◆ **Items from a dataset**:
:::
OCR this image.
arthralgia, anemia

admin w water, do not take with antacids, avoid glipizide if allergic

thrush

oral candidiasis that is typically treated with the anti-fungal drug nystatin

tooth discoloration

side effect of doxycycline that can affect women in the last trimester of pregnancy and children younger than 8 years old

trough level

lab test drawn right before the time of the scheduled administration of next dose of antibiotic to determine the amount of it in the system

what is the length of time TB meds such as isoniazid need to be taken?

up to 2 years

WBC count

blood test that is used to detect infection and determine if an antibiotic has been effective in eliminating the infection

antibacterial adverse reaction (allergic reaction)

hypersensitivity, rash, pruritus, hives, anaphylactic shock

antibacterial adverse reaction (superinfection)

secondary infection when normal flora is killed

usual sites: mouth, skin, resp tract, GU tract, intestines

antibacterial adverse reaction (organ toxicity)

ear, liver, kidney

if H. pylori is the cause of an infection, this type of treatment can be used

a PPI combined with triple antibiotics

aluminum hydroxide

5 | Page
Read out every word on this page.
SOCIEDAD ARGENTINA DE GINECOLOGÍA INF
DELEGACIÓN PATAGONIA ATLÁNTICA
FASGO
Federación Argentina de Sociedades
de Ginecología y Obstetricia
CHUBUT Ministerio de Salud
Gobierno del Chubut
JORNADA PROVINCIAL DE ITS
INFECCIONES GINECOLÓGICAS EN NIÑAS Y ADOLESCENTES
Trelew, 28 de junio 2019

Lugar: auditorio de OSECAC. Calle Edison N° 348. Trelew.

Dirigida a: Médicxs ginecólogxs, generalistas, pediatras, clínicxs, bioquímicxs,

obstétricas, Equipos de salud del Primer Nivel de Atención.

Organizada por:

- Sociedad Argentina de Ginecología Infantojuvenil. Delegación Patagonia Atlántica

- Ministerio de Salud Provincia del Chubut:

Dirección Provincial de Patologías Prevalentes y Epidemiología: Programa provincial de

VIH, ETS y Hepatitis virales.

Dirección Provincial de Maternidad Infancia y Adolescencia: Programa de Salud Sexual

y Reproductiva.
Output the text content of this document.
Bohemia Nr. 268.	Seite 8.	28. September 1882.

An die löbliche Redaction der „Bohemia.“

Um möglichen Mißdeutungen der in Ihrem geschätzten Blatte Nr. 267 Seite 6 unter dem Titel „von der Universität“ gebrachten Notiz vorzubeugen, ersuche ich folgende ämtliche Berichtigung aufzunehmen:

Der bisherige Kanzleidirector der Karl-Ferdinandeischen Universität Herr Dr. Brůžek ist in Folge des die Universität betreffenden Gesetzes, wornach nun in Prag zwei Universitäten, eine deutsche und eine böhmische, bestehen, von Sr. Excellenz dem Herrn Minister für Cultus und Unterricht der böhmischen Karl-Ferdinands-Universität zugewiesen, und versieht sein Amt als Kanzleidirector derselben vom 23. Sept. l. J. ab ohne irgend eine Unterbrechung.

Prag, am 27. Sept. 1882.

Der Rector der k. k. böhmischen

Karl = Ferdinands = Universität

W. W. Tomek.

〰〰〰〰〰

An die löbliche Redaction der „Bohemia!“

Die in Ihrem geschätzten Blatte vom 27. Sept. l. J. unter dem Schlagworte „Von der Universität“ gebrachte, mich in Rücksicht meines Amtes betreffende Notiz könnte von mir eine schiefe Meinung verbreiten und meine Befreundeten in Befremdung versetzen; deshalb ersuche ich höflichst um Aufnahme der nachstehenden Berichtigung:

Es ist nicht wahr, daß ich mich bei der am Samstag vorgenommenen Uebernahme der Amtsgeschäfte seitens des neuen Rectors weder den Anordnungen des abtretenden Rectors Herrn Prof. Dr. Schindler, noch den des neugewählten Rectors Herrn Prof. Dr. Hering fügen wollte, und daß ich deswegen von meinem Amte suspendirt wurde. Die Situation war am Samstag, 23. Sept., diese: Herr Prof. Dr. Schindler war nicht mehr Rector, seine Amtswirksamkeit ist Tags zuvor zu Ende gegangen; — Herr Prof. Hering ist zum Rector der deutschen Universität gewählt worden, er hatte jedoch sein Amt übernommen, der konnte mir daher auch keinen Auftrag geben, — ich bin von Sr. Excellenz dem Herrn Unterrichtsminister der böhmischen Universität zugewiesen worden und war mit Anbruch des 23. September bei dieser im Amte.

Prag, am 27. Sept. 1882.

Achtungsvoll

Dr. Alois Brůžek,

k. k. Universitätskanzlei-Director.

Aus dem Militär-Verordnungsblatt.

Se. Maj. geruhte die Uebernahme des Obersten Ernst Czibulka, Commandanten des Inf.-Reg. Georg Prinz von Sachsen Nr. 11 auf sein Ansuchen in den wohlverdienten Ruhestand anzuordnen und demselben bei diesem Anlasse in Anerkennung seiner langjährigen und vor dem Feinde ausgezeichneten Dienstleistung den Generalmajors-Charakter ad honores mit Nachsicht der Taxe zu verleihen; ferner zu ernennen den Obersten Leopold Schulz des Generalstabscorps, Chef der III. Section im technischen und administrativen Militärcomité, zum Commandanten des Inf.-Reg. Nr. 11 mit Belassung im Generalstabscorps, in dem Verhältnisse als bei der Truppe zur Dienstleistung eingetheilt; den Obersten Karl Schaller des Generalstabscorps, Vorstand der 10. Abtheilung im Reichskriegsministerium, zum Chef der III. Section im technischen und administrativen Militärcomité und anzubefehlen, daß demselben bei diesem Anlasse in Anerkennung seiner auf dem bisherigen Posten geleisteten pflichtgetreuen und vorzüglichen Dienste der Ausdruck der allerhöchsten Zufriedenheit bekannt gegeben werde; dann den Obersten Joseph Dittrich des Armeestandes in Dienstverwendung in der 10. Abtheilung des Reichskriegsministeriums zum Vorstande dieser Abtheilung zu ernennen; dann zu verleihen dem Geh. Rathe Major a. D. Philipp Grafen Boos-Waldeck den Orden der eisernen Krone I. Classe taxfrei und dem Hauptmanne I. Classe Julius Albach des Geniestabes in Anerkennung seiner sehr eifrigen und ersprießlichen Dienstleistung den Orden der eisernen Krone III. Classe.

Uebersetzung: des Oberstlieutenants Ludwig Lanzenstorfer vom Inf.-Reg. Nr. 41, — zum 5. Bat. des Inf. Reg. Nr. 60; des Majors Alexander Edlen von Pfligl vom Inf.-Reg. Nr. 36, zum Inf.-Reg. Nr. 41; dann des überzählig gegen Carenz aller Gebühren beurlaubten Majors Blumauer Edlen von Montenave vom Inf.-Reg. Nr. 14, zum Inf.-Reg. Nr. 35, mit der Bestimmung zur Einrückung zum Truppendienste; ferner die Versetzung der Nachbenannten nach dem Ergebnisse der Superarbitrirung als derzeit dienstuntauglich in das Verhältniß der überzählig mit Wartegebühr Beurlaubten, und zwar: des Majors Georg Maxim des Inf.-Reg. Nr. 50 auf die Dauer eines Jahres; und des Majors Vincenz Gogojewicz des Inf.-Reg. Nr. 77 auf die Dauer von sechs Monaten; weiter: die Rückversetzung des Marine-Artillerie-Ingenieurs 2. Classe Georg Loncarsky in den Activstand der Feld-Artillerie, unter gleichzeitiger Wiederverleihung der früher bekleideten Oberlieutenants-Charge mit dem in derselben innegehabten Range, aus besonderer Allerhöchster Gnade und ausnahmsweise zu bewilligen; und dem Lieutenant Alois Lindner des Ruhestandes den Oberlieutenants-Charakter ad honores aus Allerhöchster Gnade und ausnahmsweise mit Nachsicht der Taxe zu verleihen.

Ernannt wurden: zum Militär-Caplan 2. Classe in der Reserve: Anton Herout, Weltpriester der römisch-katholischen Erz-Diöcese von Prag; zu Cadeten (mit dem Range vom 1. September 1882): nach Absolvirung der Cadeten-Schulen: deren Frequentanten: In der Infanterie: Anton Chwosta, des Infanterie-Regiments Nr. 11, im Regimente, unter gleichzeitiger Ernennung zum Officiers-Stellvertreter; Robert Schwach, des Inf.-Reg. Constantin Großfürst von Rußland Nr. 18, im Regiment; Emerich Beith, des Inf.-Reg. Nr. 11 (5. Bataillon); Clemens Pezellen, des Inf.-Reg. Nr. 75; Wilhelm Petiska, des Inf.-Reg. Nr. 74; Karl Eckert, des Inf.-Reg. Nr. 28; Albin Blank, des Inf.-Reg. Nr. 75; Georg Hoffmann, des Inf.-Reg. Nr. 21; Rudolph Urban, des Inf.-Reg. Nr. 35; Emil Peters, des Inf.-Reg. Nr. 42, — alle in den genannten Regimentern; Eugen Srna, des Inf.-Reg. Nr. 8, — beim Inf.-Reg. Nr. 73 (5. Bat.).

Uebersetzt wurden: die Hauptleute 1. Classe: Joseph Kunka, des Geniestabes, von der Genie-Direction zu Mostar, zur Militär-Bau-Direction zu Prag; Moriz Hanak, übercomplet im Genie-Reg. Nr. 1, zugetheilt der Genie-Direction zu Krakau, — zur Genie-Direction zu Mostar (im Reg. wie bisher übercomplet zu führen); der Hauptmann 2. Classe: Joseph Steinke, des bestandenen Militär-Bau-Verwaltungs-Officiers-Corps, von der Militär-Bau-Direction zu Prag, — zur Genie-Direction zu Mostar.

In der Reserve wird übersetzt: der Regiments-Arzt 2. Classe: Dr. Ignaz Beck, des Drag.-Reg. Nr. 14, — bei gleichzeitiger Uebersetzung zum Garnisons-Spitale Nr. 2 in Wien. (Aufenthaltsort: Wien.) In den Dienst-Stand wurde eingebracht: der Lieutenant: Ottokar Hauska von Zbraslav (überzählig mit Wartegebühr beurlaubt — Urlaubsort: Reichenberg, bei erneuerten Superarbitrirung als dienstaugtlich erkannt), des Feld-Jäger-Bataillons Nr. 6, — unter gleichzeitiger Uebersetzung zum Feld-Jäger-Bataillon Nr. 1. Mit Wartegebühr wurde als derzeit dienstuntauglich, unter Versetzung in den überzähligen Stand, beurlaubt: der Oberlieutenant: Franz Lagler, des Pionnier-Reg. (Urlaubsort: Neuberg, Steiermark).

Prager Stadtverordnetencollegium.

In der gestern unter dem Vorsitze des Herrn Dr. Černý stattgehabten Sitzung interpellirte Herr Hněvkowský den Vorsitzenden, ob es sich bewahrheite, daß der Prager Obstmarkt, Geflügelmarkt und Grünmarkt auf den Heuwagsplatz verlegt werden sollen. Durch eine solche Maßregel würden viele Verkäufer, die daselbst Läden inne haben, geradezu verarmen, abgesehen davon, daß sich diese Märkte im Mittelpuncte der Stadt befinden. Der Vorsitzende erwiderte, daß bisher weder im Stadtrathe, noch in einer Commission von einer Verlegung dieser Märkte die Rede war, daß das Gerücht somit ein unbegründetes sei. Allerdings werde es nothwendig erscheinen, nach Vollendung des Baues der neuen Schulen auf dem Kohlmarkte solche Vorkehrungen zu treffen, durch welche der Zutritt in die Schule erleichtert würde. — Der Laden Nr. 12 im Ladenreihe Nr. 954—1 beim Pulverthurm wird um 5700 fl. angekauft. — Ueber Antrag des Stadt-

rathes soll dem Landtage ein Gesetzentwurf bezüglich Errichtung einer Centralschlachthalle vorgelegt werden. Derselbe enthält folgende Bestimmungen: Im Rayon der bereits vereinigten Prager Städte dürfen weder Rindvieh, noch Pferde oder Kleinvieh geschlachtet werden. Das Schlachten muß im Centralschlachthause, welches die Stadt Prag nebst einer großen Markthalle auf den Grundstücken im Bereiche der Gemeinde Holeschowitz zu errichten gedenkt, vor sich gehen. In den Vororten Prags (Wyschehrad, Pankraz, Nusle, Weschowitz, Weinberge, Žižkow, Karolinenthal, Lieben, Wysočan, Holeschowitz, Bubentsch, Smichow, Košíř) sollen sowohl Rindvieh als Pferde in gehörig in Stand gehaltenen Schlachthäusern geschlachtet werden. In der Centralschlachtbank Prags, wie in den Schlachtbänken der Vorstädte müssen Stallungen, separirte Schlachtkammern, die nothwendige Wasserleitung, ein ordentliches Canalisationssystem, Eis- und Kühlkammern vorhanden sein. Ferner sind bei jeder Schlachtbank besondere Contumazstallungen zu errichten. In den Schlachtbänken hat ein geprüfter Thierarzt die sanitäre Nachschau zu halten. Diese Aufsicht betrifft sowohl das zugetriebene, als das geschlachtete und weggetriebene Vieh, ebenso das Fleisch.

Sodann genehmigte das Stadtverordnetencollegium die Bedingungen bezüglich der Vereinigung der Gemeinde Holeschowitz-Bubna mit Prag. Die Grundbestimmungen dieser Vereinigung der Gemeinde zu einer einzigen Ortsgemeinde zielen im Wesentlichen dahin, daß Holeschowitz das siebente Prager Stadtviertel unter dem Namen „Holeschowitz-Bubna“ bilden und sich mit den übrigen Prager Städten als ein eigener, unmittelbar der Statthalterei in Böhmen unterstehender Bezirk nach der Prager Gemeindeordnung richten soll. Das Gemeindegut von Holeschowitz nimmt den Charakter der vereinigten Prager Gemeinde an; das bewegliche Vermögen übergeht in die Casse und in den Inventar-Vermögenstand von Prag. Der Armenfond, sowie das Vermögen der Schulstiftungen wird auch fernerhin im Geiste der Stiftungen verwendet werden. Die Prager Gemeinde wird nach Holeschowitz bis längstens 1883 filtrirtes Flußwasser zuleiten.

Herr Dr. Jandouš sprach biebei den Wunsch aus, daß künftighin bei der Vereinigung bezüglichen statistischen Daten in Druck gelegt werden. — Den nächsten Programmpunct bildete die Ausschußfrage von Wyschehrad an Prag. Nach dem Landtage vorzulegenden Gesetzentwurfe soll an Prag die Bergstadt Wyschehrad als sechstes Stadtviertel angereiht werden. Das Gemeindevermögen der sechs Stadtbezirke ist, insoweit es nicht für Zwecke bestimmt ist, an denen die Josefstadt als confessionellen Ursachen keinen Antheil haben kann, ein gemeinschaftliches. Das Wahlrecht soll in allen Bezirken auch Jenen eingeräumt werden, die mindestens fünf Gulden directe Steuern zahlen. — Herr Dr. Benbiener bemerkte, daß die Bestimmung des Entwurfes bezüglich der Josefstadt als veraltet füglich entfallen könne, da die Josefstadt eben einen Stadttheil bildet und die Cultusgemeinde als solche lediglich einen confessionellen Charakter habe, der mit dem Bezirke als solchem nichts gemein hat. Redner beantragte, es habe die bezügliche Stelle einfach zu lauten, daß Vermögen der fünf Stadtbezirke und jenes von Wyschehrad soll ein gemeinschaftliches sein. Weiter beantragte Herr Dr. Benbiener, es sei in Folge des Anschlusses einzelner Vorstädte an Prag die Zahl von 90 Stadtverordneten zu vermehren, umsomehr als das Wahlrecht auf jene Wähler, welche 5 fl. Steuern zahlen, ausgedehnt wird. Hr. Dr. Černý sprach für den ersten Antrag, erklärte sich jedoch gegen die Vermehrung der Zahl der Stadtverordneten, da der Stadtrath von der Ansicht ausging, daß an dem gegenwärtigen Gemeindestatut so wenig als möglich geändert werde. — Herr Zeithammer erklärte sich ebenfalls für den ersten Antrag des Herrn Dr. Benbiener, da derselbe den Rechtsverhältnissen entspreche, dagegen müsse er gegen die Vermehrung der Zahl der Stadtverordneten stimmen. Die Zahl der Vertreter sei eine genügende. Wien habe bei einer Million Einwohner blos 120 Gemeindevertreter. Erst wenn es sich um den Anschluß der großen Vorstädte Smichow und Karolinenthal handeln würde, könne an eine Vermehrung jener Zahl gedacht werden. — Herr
:::
◆ **Directions for this task**:
For every line above that has "reaction" in it, copy the line.

◆ **Response box**:
antibacterial adverse reaction (allergic reaction)
antibacterial adverse reaction (superinfection)
antibacterial adverse reaction (organ toxicity)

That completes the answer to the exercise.